The request:
Rewrite the lines below as a JSON list of strings, with one string per line and blank lines omitted.

Items:
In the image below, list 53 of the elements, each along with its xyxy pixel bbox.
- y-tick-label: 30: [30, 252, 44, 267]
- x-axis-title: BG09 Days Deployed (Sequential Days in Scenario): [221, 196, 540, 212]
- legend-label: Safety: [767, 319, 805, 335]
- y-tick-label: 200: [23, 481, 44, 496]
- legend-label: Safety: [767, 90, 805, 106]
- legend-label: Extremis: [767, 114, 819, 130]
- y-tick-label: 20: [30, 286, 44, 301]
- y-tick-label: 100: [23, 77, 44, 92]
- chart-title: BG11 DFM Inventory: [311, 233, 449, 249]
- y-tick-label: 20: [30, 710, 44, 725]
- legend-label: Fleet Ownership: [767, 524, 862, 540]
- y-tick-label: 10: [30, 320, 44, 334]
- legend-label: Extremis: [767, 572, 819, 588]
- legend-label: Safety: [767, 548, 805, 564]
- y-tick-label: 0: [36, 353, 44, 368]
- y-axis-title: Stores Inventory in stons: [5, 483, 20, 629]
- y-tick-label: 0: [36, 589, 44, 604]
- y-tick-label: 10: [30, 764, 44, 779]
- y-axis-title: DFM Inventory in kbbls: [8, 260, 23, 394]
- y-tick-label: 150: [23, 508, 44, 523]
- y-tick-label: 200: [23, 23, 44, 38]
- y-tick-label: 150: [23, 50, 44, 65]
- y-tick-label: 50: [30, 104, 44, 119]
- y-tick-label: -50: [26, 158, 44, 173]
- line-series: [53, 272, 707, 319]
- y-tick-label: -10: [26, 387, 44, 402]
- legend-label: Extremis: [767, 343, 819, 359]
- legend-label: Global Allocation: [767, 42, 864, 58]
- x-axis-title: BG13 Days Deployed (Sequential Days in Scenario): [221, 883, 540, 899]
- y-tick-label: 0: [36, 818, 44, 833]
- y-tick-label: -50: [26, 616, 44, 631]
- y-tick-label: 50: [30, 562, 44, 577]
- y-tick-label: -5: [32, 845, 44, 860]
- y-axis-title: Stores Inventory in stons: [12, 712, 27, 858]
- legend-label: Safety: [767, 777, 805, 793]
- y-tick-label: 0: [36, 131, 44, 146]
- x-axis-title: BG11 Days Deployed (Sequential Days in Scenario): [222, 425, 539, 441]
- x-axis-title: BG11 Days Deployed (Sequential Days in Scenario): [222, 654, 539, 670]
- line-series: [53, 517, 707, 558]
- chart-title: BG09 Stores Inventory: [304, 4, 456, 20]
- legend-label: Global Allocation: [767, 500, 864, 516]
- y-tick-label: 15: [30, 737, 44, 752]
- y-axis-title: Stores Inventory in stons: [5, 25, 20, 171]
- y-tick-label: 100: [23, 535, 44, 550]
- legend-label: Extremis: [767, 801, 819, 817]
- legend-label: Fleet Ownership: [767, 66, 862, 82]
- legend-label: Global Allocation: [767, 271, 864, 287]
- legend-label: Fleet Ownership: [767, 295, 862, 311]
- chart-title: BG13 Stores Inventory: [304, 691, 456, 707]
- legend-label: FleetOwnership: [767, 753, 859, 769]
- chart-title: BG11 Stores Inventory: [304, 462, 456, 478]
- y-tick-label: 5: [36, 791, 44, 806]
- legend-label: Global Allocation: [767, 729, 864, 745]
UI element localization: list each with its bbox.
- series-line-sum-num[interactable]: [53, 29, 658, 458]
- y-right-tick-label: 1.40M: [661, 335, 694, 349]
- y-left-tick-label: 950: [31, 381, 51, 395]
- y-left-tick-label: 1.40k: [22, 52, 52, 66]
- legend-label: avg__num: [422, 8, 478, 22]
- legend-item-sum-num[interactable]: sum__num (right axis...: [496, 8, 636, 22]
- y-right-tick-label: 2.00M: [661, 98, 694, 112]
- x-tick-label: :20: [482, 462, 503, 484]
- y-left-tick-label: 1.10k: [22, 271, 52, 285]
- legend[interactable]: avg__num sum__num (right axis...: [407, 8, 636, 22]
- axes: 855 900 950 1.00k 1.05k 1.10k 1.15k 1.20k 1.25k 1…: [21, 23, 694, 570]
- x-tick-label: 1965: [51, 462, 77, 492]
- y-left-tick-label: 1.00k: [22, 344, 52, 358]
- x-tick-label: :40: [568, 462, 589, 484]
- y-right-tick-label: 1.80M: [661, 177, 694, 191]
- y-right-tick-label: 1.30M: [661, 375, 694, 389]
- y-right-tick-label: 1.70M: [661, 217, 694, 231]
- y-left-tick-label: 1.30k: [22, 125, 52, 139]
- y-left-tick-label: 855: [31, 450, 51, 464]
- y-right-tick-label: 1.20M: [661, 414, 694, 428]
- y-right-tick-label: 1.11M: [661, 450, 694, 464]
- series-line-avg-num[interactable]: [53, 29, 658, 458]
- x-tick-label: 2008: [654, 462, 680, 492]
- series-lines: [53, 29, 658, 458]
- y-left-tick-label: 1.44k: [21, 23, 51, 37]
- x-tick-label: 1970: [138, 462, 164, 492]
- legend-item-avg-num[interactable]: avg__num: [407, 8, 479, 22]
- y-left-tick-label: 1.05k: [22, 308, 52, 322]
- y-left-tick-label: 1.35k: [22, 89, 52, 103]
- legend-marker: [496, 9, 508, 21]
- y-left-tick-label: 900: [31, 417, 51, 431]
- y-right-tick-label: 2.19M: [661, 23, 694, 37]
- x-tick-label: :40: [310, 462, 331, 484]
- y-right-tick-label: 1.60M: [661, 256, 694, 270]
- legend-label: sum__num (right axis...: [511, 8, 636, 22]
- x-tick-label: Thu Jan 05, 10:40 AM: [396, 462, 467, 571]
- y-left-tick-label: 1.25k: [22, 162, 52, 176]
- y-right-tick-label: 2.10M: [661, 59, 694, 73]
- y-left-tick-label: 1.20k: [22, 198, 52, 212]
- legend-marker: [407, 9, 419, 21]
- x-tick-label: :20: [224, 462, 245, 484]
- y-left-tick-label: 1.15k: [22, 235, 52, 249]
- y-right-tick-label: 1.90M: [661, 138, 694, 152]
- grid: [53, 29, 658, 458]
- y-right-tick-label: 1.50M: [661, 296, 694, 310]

Correct answer:
[
  "In the image below, list 53 of the elements, each along with its xyxy pixel bbox.",
  "- y-tick-label: 30: [30, 252, 44, 267]",
  "- x-axis-title: BG09 Days Deployed (Sequential Days in Scenario): [221, 196, 540, 212]",
  "- legend-label: Safety: [767, 319, 805, 335]",
  "- y-tick-label: 200: [23, 481, 44, 496]",
  "- legend-label: Safety: [767, 90, 805, 106]",
  "- legend-label: Extremis: [767, 114, 819, 130]",
  "- y-tick-label: 20: [30, 286, 44, 301]",
  "- y-tick-label: 100: [23, 77, 44, 92]",
  "- chart-title: BG11 DFM Inventory: [311, 233, 449, 249]",
  "- y-tick-label: 20: [30, 710, 44, 725]",
  "- legend-label: Fleet Ownership: [767, 524, 862, 540]",
  "- y-tick-label: 10: [30, 320, 44, 334]",
  "- legend-label: Extremis: [767, 572, 819, 588]",
  "- legend-label: Safety: [767, 548, 805, 564]",
  "- y-tick-label: 0: [36, 353, 44, 368]",
  "- y-axis-title: Stores Inventory in stons: [5, 483, 20, 629]",
  "- y-tick-label: 0: [36, 589, 44, 604]",
  "- y-tick-label: 10: [30, 764, 44, 779]",
  "- y-axis-title: DFM Inventory in kbbls: [8, 260, 23, 394]",
  "- y-tick-label: 150: [23, 508, 44, 523]",
  "- y-tick-label: 200: [23, 23, 44, 38]",
  "- y-tick-label: 150: [23, 50, 44, 65]",
  "- y-tick-label: 50: [30, 104, 44, 119]",
  "- y-tick-label: -50: [26, 158, 44, 173]",
  "- line-series: [53, 272, 707, 319]",
  "- y-tick-label: -10: [26, 387, 44, 402]",
  "- legend-label: Extremis: [767, 343, 819, 359]",
  "- legend-label: Global Allocation: [767, 42, 864, 58]",
  "- x-axis-title: BG13 Days Deployed (Sequential Days in Scenario): [221, 883, 540, 899]",
  "- y-tick-label: 0: [36, 818, 44, 833]",
  "- y-tick-label: -50: [26, 616, 44, 631]",
  "- y-tick-label: 50: [30, 562, 44, 577]",
  "- y-tick-label: -5: [32, 845, 44, 860]",
  "- y-axis-title: Stores Inventory in stons: [12, 712, 27, 858]",
  "- legend-label: Safety: [767, 777, 805, 793]",
  "- y-tick-label: 0: [36, 131, 44, 146]",
  "- x-axis-title: BG11 Days Deployed (Sequential Days in Scenario): [222, 425, 539, 441]",
  "- x-axis-title: BG11 Days Deployed (Sequential Days in Scenario): [222, 654, 539, 670]",
  "- line-series: [53, 517, 707, 558]",
  "- chart-title: BG09 Stores Inventory: [304, 4, 456, 20]",
  "- legend-label: Global Allocation: [767, 500, 864, 516]",
  "- y-tick-label: 15: [30, 737, 44, 752]",
  "- y-axis-title: Stores Inventory in stons: [5, 25, 20, 171]",
  "- y-tick-label: 100: [23, 535, 44, 550]",
  "- legend-label: Extremis: [767, 801, 819, 817]",
  "- legend-label: Fleet Ownership: [767, 66, 862, 82]",
  "- legend-label: Global Allocation: [767, 271, 864, 287]",
  "- legend-label: Fleet Ownership: [767, 295, 862, 311]",
  "- chart-title: BG13 Stores Inventory: [304, 691, 456, 707]",
  "- legend-label: FleetOwnership: [767, 753, 859, 769]",
  "- chart-title: BG11 Stores Inventory: [304, 462, 456, 478]",
  "- y-tick-label: 5: [36, 791, 44, 806]",
  "- legend-label: Global Allocation: [767, 729, 864, 745]",
  "UI element localization: list each with its bbox.",
  "- series-line-sum-num[interactable]: [53, 29, 658, 458]",
  "- y-right-tick-label: 1.40M: [661, 335, 694, 349]",
  "- y-left-tick-label: 950: [31, 381, 51, 395]",
  "- y-left-tick-label: 1.40k: [22, 52, 52, 66]",
  "- legend-label: avg__num: [422, 8, 478, 22]",
  "- legend-item-sum-num[interactable]: sum__num (right axis...: [496, 8, 636, 22]",
  "- y-right-tick-label: 2.00M: [661, 98, 694, 112]",
  "- x-tick-label: :20: [482, 462, 503, 484]",
  "- y-left-tick-label: 1.10k: [22, 271, 52, 285]",
  "- legend[interactable]: avg__num sum__num (right axis...: [407, 8, 636, 22]",
  "- axes: 855 900 950 1.00k 1.05k 1.10k 1.15k 1.20k 1.25k 1…: [21, 23, 694, 570]",
  "- x-tick-label: 1965: [51, 462, 77, 492]",
  "- y-left-tick-label: 1.00k: [22, 344, 52, 358]",
  "- x-tick-label: :40: [568, 462, 589, 484]",
  "- y-right-tick-label: 1.80M: [661, 177, 694, 191]",
  "- y-right-tick-label: 1.30M: [661, 375, 694, 389]",
  "- y-right-tick-label: 1.70M: [661, 217, 694, 231]",
  "- y-left-tick-label: 1.30k: [22, 125, 52, 139]",
  "- y-left-tick-label: 855: [31, 450, 51, 464]",
  "- y-right-tick-label: 1.20M: [661, 414, 694, 428]",
  "- y-right-tick-label: 1.11M: [661, 450, 694, 464]",
  "- series-line-avg-num[interactable]: [53, 29, 658, 458]",
  "- x-tick-label: 2008: [654, 462, 680, 492]",
  "- series-lines: [53, 29, 658, 458]",
  "- y-left-tick-label: 1.44k: [21, 23, 51, 37]",
  "- x-tick-label: 1970: [138, 462, 164, 492]",
  "- legend-item-avg-num[interactable]: avg__num: [407, 8, 479, 22]",
  "- y-left-tick-label: 1.05k: [22, 308, 52, 322]",
  "- y-left-tick-label: 1.35k: [22, 89, 52, 103]",
  "- legend-marker: [496, 9, 508, 21]",
  "- y-left-tick-label: 900: [31, 417, 51, 431]",
  "- y-right-tick-label: 2.19M: [661, 23, 694, 37]",
  "- x-tick-label: :40: [310, 462, 331, 484]",
  "- y-right-tick-label: 1.60M: [661, 256, 694, 270]",
  "- legend-label: sum__num (right axis...: [511, 8, 636, 22]",
  "- x-tick-label: Thu Jan 05, 10:40 AM: [396, 462, 467, 571]",
  "- y-left-tick-label: 1.25k: [22, 162, 52, 176]",
  "- y-right-tick-label: 2.10M: [661, 59, 694, 73]",
  "- y-left-tick-label: 1.20k: [22, 198, 52, 212]",
  "- legend-marker: [407, 9, 419, 21]",
  "- x-tick-label: :20: [224, 462, 245, 484]",
  "- y-left-tick-label: 1.15k: [22, 235, 52, 249]",
  "- y-right-tick-label: 1.90M: [661, 138, 694, 152]",
  "- grid: [53, 29, 658, 458]",
  "- y-right-tick-label: 1.50M: [661, 296, 694, 310]"
]